(Entries taken from a collection)
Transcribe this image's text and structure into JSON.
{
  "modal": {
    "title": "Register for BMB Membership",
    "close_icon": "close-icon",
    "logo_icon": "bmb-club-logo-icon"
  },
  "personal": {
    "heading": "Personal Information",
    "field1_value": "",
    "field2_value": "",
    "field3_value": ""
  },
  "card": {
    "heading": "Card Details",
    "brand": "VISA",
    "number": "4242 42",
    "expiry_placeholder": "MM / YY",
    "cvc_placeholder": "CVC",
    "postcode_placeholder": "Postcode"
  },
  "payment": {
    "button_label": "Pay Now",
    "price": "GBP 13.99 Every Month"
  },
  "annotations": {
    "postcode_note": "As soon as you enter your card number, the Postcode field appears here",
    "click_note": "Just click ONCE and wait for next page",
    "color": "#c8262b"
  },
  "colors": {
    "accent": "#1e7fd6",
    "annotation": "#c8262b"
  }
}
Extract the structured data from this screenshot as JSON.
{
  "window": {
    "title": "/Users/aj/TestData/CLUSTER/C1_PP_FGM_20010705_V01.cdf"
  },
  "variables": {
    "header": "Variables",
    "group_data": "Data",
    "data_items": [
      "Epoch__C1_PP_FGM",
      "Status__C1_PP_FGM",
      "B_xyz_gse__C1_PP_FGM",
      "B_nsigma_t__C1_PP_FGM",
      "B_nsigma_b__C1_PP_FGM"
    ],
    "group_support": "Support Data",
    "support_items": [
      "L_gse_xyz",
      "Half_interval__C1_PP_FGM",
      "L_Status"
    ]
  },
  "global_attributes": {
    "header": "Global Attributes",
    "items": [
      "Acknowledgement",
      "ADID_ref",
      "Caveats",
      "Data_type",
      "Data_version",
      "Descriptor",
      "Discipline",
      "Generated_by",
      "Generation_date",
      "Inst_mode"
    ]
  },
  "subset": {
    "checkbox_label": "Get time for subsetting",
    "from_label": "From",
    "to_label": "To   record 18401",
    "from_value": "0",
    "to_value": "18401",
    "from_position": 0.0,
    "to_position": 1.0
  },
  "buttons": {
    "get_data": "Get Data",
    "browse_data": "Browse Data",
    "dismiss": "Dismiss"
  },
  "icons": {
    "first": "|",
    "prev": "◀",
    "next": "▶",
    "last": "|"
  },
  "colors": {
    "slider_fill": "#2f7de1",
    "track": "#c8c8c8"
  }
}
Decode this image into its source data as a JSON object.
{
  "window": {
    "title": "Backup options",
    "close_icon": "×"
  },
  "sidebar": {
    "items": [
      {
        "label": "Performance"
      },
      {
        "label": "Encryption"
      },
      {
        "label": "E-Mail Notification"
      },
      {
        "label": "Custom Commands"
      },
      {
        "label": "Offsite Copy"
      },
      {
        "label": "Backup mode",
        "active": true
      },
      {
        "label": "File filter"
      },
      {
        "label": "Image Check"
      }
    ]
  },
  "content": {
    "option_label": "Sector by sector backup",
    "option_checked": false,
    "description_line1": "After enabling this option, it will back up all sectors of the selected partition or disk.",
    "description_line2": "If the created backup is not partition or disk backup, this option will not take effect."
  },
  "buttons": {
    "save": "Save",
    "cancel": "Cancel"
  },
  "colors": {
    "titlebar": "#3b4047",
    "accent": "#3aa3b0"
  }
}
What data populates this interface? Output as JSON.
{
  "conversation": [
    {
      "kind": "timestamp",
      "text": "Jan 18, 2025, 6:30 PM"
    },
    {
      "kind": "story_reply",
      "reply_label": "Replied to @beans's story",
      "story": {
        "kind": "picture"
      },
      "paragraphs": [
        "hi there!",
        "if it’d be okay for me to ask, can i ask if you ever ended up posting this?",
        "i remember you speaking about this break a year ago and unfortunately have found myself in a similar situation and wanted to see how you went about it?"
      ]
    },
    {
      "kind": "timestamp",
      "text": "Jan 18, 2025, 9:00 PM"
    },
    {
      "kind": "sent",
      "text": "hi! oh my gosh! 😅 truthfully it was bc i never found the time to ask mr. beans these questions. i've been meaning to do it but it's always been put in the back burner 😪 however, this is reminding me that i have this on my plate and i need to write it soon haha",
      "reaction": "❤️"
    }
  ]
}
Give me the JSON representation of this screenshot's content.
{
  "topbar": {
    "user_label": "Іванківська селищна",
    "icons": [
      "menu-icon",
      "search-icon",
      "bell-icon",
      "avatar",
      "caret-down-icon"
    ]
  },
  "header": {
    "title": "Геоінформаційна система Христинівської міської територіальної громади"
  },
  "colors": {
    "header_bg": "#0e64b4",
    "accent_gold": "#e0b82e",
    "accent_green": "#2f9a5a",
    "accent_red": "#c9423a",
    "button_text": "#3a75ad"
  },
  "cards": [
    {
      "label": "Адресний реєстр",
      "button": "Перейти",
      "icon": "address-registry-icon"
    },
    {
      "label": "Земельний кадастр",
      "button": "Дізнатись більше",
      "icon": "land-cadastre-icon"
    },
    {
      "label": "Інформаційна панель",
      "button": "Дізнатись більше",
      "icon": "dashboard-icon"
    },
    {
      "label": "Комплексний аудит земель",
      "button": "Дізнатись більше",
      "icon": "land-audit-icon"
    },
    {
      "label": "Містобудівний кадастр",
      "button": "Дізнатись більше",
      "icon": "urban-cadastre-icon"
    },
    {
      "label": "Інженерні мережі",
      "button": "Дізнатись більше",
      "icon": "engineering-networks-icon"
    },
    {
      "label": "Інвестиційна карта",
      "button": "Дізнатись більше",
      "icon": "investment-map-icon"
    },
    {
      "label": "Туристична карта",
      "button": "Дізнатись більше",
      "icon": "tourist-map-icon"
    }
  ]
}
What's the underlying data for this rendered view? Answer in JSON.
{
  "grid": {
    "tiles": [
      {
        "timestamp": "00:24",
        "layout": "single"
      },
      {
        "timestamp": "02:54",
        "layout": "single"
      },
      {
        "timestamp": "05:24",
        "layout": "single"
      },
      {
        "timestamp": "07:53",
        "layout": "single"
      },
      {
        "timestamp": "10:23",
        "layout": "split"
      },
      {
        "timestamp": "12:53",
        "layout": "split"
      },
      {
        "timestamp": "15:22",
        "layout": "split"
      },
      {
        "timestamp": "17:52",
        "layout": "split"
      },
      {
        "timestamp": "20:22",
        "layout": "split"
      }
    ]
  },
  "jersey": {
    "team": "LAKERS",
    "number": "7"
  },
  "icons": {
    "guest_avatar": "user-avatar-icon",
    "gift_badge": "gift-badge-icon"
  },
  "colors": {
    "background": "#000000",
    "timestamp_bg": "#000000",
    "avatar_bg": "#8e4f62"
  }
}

_PROBLEM TO SOLVE_:
Copy all of the material word for word.

_SOLUTION FOR THIS PROBLEM_:
Transcribe this image's text and structure into JSON.
{
  "modal": {
    "title": "Register for BMB Membership",
    "close_icon": "close-icon",
    "logo_icon": "bmb-club-logo-icon"
  },
  "personal": {
    "heading": "Personal Information",
    "field1_value": "",
    "field2_value": "",
    "field3_value": ""
  },
  "card": {
    "heading": "Card Details",
    "brand": "VISA",
    "number": "4242 42",
    "expiry_placeholder": "MM / YY",
    "cvc_placeholder": "CVC",
    "postcode_placeholder": "Postcode"
  },
  "payment": {
    "button_label": "Pay Now",
    "price": "GBP 13.99 Every Month"
  },
  "annotations": {
    "postcode_note": "As soon as you enter your card number, the Postcode field appears here",
    "click_note": "Just click ONCE and wait for next page",
    "color": "#c8262b"
  },
  "colors": {
    "accent": "#1e7fd6",
    "annotation": "#c8262b"
  }
}
Extract the structured data from this screenshot as JSON.
{
  "window": {
    "title": "/Users/aj/TestData/CLUSTER/C1_PP_FGM_20010705_V01.cdf"
  },
  "variables": {
    "header": "Variables",
    "group_data": "Data",
    "data_items": [
      "Epoch__C1_PP_FGM",
      "Status__C1_PP_FGM",
      "B_xyz_gse__C1_PP_FGM",
      "B_nsigma_t__C1_PP_FGM",
      "B_nsigma_b__C1_PP_FGM"
    ],
    "group_support": "Support Data",
    "support_items": [
      "L_gse_xyz",
      "Half_interval__C1_PP_FGM",
      "L_Status"
    ]
  },
  "global_attributes": {
    "header": "Global Attributes",
    "items": [
      "Acknowledgement",
      "ADID_ref",
      "Caveats",
      "Data_type",
      "Data_version",
      "Descriptor",
      "Discipline",
      "Generated_by",
      "Generation_date",
      "Inst_mode"
    ]
  },
  "subset": {
    "checkbox_label": "Get time for subsetting",
    "from_label": "From",
    "to_label": "To   record 18401",
    "from_value": "0",
    "to_value": "18401",
    "from_position": 0.0,
    "to_position": 1.0
  },
  "buttons": {
    "get_data": "Get Data",
    "browse_data": "Browse Data",
    "dismiss": "Dismiss"
  },
  "icons": {
    "first": "|",
    "prev": "◀",
    "next": "▶",
    "last": "|"
  },
  "colors": {
    "slider_fill": "#2f7de1",
    "track": "#c8c8c8"
  }
}
Decode this image into its source data as a JSON object.
{
  "window": {
    "title": "Backup options",
    "close_icon": "×"
  },
  "sidebar": {
    "items": [
      {
        "label": "Performance"
      },
      {
        "label": "Encryption"
      },
      {
        "label": "E-Mail Notification"
      },
      {
        "label": "Custom Commands"
      },
      {
        "label": "Offsite Copy"
      },
      {
        "label": "Backup mode",
        "active": true
      },
      {
        "label": "File filter"
      },
      {
        "label": "Image Check"
      }
    ]
  },
  "content": {
    "option_label": "Sector by sector backup",
    "option_checked": false,
    "description_line1": "After enabling this option, it will back up all sectors of the selected partition or disk.",
    "description_line2": "If the created backup is not partition or disk backup, this option will not take effect."
  },
  "buttons": {
    "save": "Save",
    "cancel": "Cancel"
  },
  "colors": {
    "titlebar": "#3b4047",
    "accent": "#3aa3b0"
  }
}
What data populates this interface? Output as JSON.
{
  "conversation": [
    {
      "kind": "timestamp",
      "text": "Jan 18, 2025, 6:30 PM"
    },
    {
      "kind": "story_reply",
      "reply_label": "Replied to @beans's story",
      "story": {
        "kind": "picture"
      },
      "paragraphs": [
        "hi there!",
        "if it’d be okay for me to ask, can i ask if you ever ended up posting this?",
        "i remember you speaking about this break a year ago and unfortunately have found myself in a similar situation and wanted to see how you went about it?"
      ]
    },
    {
      "kind": "timestamp",
      "text": "Jan 18, 2025, 9:00 PM"
    },
    {
      "kind": "sent",
      "text": "hi! oh my gosh! 😅 truthfully it was bc i never found the time to ask mr. beans these questions. i've been meaning to do it but it's always been put in the back burner 😪 however, this is reminding me that i have this on my plate and i need to write it soon haha",
      "reaction": "❤️"
    }
  ]
}
Give me the JSON representation of this screenshot's content.
{
  "topbar": {
    "user_label": "Іванківська селищна",
    "icons": [
      "menu-icon",
      "search-icon",
      "bell-icon",
      "avatar",
      "caret-down-icon"
    ]
  },
  "header": {
    "title": "Геоінформаційна система Христинівської міської територіальної громади"
  },
  "colors": {
    "header_bg": "#0e64b4",
    "accent_gold": "#e0b82e",
    "accent_green": "#2f9a5a",
    "accent_red": "#c9423a",
    "button_text": "#3a75ad"
  },
  "cards": [
    {
      "label": "Адресний реєстр",
      "button": "Перейти",
      "icon": "address-registry-icon"
    },
    {
      "label": "Земельний кадастр",
      "button": "Дізнатись більше",
      "icon": "land-cadastre-icon"
    },
    {
      "label": "Інформаційна панель",
      "button": "Дізнатись більше",
      "icon": "dashboard-icon"
    },
    {
      "label": "Комплексний аудит земель",
      "button": "Дізнатись більше",
      "icon": "land-audit-icon"
    },
    {
      "label": "Містобудівний кадастр",
      "button": "Дізнатись більше",
      "icon": "urban-cadastre-icon"
    },
    {
      "label": "Інженерні мережі",
      "button": "Дізнатись більше",
      "icon": "engineering-networks-icon"
    },
    {
      "label": "Інвестиційна карта",
      "button": "Дізнатись більше",
      "icon": "investment-map-icon"
    },
    {
      "label": "Туристична карта",
      "button": "Дізнатись більше",
      "icon": "tourist-map-icon"
    }
  ]
}
What's the underlying data for this rendered view? Answer in JSON.
{
  "grid": {
    "tiles": [
      {
        "timestamp": "00:24",
        "layout": "single"
      },
      {
        "timestamp": "02:54",
        "layout": "single"
      },
      {
        "timestamp": "05:24",
        "layout": "single"
      },
      {
        "timestamp": "07:53",
        "layout": "single"
      },
      {
        "timestamp": "10:23",
        "layout": "split"
      },
      {
        "timestamp": "12:53",
        "layout": "split"
      },
      {
        "timestamp": "15:22",
        "layout": "split"
      },
      {
        "timestamp": "17:52",
        "layout": "split"
      },
      {
        "timestamp": "20:22",
        "layout": "split"
      }
    ]
  },
  "jersey": {
    "team": "LAKERS",
    "number": "7"
  },
  "icons": {
    "guest_avatar": "user-avatar-icon",
    "gift_badge": "gift-badge-icon"
  },
  "colors": {
    "background": "#000000",
    "timestamp_bg": "#000000",
    "avatar_bg": "#8e4f62"
  }
}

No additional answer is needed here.